INSTRUCTIONS TO FOLLOW - Write out the material exactly, without any of its pictures.

RAW RECORDS -
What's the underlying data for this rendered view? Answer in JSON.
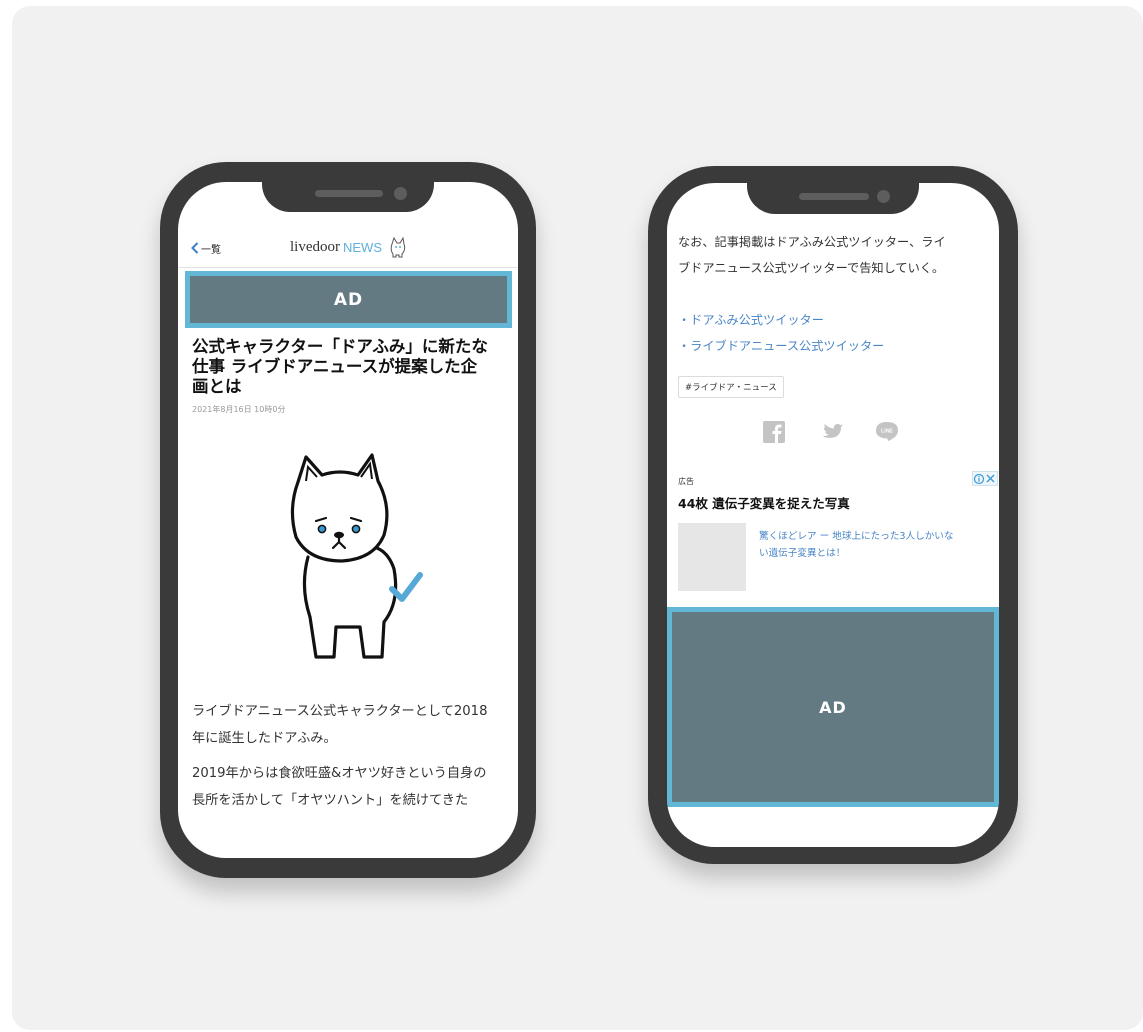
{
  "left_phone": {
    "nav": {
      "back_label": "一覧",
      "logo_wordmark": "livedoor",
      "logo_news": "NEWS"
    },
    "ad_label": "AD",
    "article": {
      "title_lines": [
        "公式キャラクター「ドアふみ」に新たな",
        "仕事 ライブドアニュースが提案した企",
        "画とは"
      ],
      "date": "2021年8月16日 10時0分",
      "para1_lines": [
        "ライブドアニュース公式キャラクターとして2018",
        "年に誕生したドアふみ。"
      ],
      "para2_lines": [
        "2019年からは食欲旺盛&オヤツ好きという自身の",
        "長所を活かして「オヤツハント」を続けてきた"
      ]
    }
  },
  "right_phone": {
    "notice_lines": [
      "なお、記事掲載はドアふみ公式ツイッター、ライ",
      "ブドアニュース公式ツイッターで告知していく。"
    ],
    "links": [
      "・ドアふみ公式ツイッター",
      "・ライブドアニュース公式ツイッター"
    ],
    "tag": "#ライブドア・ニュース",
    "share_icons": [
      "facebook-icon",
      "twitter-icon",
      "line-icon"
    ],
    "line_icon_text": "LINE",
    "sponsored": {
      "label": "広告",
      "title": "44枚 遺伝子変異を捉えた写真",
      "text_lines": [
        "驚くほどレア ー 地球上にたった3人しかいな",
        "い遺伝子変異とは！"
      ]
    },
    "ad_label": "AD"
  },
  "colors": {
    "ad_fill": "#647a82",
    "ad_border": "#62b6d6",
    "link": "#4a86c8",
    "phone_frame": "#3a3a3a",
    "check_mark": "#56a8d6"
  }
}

TASK ANSWER -
What's the underlying data for this rendered view? Answer in JSON.
{
  "left_phone": {
    "nav": {
      "back_label": "一覧",
      "logo_wordmark": "livedoor",
      "logo_news": "NEWS"
    },
    "ad_label": "AD",
    "article": {
      "title_lines": [
        "公式キャラクター「ドアふみ」に新たな",
        "仕事 ライブドアニュースが提案した企",
        "画とは"
      ],
      "date": "2021年8月16日 10時0分",
      "para1_lines": [
        "ライブドアニュース公式キャラクターとして2018",
        "年に誕生したドアふみ。"
      ],
      "para2_lines": [
        "2019年からは食欲旺盛&オヤツ好きという自身の",
        "長所を活かして「オヤツハント」を続けてきた"
      ]
    }
  },
  "right_phone": {
    "notice_lines": [
      "なお、記事掲載はドアふみ公式ツイッター、ライ",
      "ブドアニュース公式ツイッターで告知していく。"
    ],
    "links": [
      "・ドアふみ公式ツイッター",
      "・ライブドアニュース公式ツイッター"
    ],
    "tag": "#ライブドア・ニュース",
    "share_icons": [
      "facebook-icon",
      "twitter-icon",
      "line-icon"
    ],
    "line_icon_text": "LINE",
    "sponsored": {
      "label": "広告",
      "title": "44枚 遺伝子変異を捉えた写真",
      "text_lines": [
        "驚くほどレア ー 地球上にたった3人しかいな",
        "い遺伝子変異とは！"
      ]
    },
    "ad_label": "AD"
  },
  "colors": {
    "ad_fill": "#647a82",
    "ad_border": "#62b6d6",
    "link": "#4a86c8",
    "phone_frame": "#3a3a3a",
    "check_mark": "#56a8d6"
  }
}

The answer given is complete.